Stored dataset items

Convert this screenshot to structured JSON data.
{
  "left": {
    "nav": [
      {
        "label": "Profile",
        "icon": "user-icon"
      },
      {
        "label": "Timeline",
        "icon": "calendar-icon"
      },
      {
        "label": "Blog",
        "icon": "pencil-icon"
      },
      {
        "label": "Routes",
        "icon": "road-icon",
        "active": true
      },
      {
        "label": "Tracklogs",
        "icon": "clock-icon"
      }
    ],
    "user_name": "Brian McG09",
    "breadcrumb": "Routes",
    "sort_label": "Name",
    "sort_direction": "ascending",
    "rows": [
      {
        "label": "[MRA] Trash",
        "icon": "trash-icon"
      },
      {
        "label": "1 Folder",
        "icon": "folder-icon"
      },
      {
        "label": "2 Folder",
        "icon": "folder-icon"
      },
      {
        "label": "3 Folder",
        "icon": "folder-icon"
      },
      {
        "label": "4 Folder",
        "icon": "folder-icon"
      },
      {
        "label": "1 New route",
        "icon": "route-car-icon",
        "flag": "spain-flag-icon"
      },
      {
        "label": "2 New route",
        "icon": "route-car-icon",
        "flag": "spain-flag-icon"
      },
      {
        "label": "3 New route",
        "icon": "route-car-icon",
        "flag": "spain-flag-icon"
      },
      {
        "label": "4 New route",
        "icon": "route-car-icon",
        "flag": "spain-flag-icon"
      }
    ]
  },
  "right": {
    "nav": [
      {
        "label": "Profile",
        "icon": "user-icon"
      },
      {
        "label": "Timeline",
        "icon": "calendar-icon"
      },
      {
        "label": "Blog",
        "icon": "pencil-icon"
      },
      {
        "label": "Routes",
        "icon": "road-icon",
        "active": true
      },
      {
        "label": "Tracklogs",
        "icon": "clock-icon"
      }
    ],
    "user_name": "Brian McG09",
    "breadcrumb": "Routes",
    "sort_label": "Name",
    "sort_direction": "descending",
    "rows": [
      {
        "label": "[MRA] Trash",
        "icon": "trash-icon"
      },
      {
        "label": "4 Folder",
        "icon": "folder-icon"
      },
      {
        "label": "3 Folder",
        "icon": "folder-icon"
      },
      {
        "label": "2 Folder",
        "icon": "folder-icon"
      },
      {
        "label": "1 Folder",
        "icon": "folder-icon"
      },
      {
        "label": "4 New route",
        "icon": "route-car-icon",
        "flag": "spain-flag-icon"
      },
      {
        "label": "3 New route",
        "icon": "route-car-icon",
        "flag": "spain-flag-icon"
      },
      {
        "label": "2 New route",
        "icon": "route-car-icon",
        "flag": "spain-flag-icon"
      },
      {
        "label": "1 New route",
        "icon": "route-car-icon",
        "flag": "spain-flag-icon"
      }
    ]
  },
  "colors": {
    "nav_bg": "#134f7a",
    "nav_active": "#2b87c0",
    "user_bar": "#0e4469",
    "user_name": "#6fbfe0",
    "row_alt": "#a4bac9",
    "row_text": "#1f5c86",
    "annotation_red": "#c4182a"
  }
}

Set problem: Write out each line of the data above again, exactly as given.

Written solution:
Convert this screenshot to structured JSON data.
{
  "left": {
    "nav": [
      {
        "label": "Profile",
        "icon": "user-icon"
      },
      {
        "label": "Timeline",
        "icon": "calendar-icon"
      },
      {
        "label": "Blog",
        "icon": "pencil-icon"
      },
      {
        "label": "Routes",
        "icon": "road-icon",
        "active": true
      },
      {
        "label": "Tracklogs",
        "icon": "clock-icon"
      }
    ],
    "user_name": "Brian McG09",
    "breadcrumb": "Routes",
    "sort_label": "Name",
    "sort_direction": "ascending",
    "rows": [
      {
        "label": "[MRA] Trash",
        "icon": "trash-icon"
      },
      {
        "label": "1 Folder",
        "icon": "folder-icon"
      },
      {
        "label": "2 Folder",
        "icon": "folder-icon"
      },
      {
        "label": "3 Folder",
        "icon": "folder-icon"
      },
      {
        "label": "4 Folder",
        "icon": "folder-icon"
      },
      {
        "label": "1 New route",
        "icon": "route-car-icon",
        "flag": "spain-flag-icon"
      },
      {
        "label": "2 New route",
        "icon": "route-car-icon",
        "flag": "spain-flag-icon"
      },
      {
        "label": "3 New route",
        "icon": "route-car-icon",
        "flag": "spain-flag-icon"
      },
      {
        "label": "4 New route",
        "icon": "route-car-icon",
        "flag": "spain-flag-icon"
      }
    ]
  },
  "right": {
    "nav": [
      {
        "label": "Profile",
        "icon": "user-icon"
      },
      {
        "label": "Timeline",
        "icon": "calendar-icon"
      },
      {
        "label": "Blog",
        "icon": "pencil-icon"
      },
      {
        "label": "Routes",
        "icon": "road-icon",
        "active": true
      },
      {
        "label": "Tracklogs",
        "icon": "clock-icon"
      }
    ],
    "user_name": "Brian McG09",
    "breadcrumb": "Routes",
    "sort_label": "Name",
    "sort_direction": "descending",
    "rows": [
      {
        "label": "[MRA] Trash",
        "icon": "trash-icon"
      },
      {
        "label": "4 Folder",
        "icon": "folder-icon"
      },
      {
        "label": "3 Folder",
        "icon": "folder-icon"
      },
      {
        "label": "2 Folder",
        "icon": "folder-icon"
      },
      {
        "label": "1 Folder",
        "icon": "folder-icon"
      },
      {
        "label": "4 New route",
        "icon": "route-car-icon",
        "flag": "spain-flag-icon"
      },
      {
        "label": "3 New route",
        "icon": "route-car-icon",
        "flag": "spain-flag-icon"
      },
      {
        "label": "2 New route",
        "icon": "route-car-icon",
        "flag": "spain-flag-icon"
      },
      {
        "label": "1 New route",
        "icon": "route-car-icon",
        "flag": "spain-flag-icon"
      }
    ]
  },
  "colors": {
    "nav_bg": "#134f7a",
    "nav_active": "#2b87c0",
    "user_bar": "#0e4469",
    "user_name": "#6fbfe0",
    "row_alt": "#a4bac9",
    "row_text": "#1f5c86",
    "annotation_red": "#c4182a"
  }
}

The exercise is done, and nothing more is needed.